Working from the entries that follow, transcribe exactly and only the lines from the one with "Serialize everything readable" through the last, pictures excluded.

::: Data for the task :::

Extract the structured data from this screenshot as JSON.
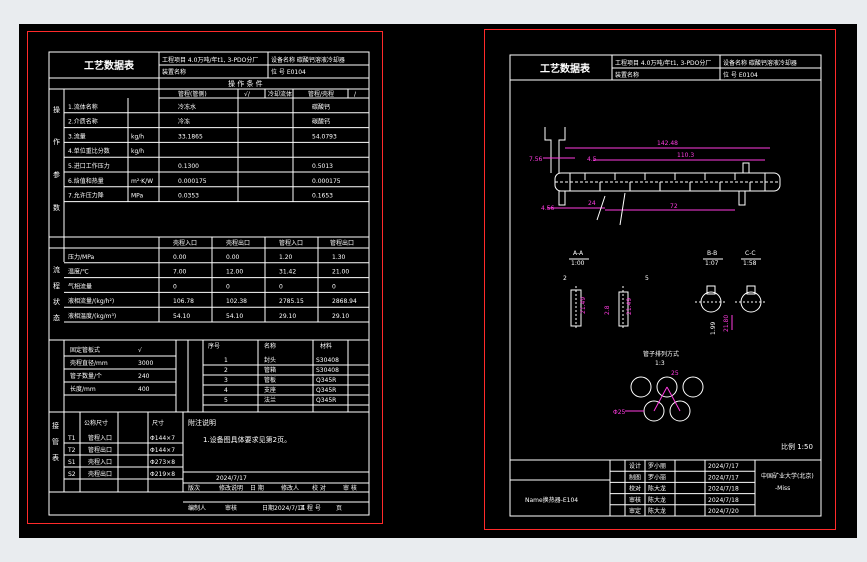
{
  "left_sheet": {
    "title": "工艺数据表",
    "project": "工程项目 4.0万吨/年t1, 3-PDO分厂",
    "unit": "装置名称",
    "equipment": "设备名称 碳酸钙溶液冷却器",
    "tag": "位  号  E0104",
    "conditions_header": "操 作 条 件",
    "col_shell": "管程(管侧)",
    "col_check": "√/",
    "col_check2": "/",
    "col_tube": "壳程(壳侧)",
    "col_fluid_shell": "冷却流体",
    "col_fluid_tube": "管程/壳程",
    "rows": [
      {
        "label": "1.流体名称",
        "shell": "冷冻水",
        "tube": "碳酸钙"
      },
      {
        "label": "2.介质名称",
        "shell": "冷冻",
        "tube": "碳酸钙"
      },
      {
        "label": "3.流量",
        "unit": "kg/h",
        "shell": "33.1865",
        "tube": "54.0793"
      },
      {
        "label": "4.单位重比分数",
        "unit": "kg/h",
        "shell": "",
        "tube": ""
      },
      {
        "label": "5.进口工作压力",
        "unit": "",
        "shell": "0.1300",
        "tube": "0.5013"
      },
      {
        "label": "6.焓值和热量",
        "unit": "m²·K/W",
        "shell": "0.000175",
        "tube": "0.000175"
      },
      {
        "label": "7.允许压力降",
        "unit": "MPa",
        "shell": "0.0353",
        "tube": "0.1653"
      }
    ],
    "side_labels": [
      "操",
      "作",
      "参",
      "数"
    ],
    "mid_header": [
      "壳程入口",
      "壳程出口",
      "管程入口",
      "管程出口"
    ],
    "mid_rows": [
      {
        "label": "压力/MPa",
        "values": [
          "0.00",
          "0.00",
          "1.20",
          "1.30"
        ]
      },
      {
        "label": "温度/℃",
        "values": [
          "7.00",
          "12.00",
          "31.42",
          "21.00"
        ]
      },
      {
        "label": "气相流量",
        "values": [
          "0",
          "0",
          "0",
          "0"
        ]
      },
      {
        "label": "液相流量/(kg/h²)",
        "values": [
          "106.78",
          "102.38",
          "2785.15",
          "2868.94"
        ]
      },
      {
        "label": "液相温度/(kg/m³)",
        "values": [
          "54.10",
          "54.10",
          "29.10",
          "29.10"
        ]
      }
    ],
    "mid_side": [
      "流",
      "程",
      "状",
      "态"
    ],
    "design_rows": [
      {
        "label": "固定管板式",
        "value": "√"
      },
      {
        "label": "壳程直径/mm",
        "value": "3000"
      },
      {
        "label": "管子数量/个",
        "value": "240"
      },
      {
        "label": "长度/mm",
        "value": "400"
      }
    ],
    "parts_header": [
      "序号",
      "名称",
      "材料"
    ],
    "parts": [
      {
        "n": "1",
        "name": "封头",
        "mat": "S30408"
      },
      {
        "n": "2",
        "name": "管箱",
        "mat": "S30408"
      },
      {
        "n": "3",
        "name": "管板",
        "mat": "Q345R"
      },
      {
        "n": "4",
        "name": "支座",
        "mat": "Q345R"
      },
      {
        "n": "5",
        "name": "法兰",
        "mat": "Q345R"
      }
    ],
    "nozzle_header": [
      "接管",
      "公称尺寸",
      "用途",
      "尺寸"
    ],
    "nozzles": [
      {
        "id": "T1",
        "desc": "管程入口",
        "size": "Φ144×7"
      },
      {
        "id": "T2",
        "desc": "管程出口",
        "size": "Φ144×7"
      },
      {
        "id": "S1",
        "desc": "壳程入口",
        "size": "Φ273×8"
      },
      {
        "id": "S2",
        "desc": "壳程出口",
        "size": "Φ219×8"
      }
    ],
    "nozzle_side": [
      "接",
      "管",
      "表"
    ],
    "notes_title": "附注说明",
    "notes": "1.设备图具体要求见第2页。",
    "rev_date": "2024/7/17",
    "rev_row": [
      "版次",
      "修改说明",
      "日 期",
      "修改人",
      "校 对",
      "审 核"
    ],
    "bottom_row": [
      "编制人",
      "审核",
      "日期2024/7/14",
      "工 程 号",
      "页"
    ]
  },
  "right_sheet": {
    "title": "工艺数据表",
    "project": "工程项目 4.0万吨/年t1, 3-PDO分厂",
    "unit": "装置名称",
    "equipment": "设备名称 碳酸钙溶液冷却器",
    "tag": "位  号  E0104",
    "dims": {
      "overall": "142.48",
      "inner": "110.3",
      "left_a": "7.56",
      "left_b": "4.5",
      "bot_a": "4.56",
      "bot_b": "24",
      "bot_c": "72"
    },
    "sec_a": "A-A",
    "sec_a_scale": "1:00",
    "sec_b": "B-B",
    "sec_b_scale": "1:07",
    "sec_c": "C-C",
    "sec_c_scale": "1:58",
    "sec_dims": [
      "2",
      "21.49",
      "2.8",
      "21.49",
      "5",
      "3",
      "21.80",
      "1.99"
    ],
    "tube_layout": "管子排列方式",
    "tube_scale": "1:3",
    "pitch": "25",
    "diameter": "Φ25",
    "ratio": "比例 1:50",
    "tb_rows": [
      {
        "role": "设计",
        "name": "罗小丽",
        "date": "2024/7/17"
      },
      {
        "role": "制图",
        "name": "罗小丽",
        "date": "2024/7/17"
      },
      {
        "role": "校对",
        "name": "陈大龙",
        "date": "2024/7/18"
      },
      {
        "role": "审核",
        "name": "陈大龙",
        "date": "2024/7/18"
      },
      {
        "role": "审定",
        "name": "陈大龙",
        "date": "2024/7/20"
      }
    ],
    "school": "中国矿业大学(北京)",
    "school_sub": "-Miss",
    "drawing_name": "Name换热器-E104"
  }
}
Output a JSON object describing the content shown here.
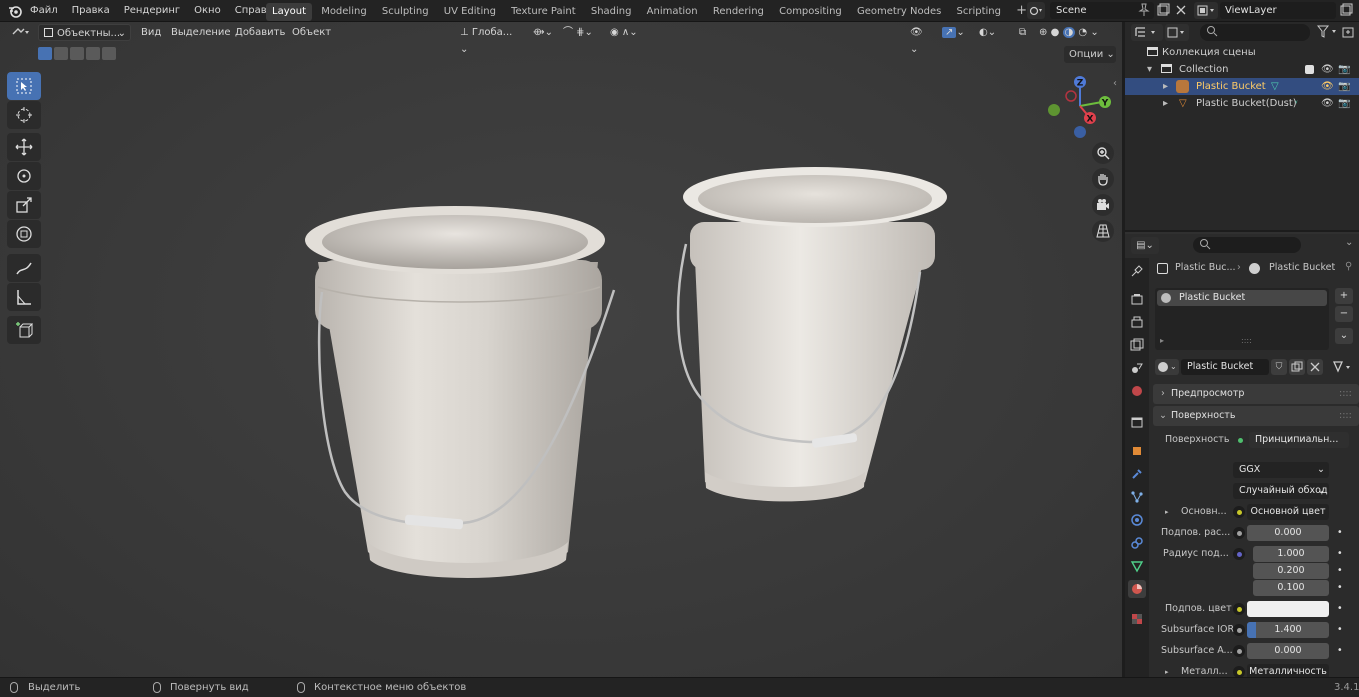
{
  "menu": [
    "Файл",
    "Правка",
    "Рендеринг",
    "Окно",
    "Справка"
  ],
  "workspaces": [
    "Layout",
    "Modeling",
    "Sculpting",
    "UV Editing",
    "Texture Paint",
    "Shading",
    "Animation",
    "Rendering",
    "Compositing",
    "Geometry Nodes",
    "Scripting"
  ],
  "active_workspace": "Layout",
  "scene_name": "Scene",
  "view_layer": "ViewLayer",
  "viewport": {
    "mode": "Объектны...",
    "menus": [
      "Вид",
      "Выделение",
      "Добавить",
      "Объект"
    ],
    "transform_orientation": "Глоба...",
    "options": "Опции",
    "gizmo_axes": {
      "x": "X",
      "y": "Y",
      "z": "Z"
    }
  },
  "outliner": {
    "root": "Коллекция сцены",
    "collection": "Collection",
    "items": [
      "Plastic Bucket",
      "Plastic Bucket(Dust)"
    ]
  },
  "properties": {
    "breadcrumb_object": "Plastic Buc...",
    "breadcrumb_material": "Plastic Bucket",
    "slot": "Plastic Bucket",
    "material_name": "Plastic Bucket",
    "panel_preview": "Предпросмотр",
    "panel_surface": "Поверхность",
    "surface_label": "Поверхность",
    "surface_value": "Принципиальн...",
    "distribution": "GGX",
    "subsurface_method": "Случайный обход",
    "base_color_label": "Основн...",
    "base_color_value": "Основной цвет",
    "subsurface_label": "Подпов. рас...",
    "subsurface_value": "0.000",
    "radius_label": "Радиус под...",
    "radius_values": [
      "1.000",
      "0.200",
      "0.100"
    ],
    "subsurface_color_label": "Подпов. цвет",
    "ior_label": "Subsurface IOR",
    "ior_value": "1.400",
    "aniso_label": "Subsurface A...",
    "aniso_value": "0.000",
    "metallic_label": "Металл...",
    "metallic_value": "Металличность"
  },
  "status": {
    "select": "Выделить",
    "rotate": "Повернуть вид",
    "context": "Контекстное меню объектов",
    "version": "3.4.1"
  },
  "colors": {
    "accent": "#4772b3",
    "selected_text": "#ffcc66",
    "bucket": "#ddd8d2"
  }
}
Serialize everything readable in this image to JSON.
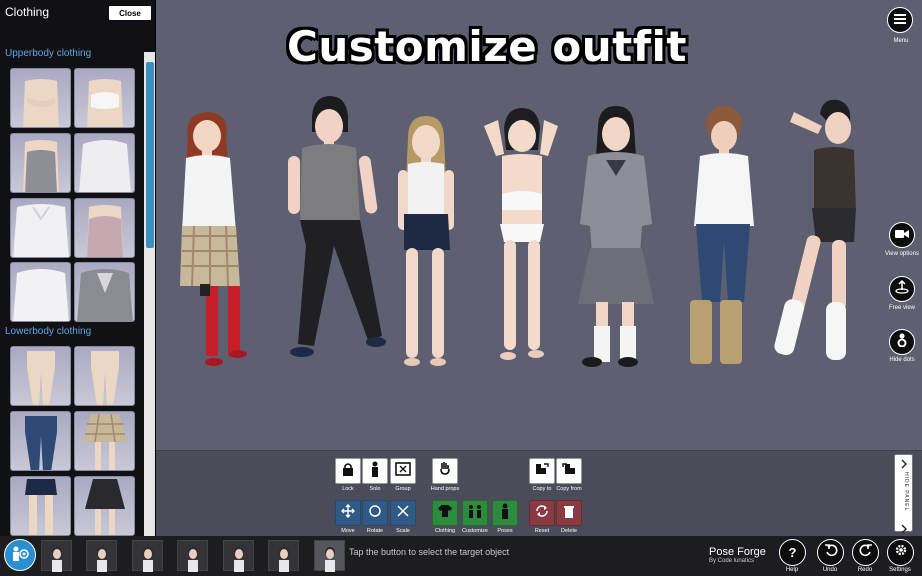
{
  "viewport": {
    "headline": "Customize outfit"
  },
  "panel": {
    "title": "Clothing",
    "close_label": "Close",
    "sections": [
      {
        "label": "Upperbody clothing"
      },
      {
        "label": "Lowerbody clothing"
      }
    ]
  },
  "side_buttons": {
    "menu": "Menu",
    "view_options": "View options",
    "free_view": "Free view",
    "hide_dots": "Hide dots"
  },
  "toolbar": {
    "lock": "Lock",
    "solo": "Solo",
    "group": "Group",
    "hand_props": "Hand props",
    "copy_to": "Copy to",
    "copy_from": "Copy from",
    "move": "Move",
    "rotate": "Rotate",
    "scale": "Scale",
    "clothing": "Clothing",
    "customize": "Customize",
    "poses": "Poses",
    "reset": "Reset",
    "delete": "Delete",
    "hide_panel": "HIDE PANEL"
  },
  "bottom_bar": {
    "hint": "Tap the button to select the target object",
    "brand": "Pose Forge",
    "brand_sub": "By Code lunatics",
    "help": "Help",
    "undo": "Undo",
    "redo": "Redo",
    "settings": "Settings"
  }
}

:::

• [Task answer]:
Serialize everything readable in this image to JSON.
{
  "viewport": {
    "headline": "Customize outfit"
  },
  "panel": {
    "title": "Clothing",
    "close_label": "Close",
    "sections": [
      {
        "label": "Upperbody clothing"
      },
      {
        "label": "Lowerbody clothing"
      }
    ]
  },
  "side_buttons": {
    "menu": "Menu",
    "view_options": "View options",
    "free_view": "Free view",
    "hide_dots": "Hide dots"
  },
  "toolbar": {
    "lock": "Lock",
    "solo": "Solo",
    "group": "Group",
    "hand_props": "Hand props",
    "copy_to": "Copy to",
    "copy_from": "Copy from",
    "move": "Move",
    "rotate": "Rotate",
    "scale": "Scale",
    "clothing": "Clothing",
    "customize": "Customize",
    "poses": "Poses",
    "reset": "Reset",
    "delete": "Delete",
    "hide_panel": "HIDE PANEL"
  },
  "bottom_bar": {
    "hint": "Tap the button to select the target object",
    "brand": "Pose Forge",
    "brand_sub": "By Code lunatics",
    "help": "Help",
    "undo": "Undo",
    "redo": "Redo",
    "settings": "Settings"
  }
}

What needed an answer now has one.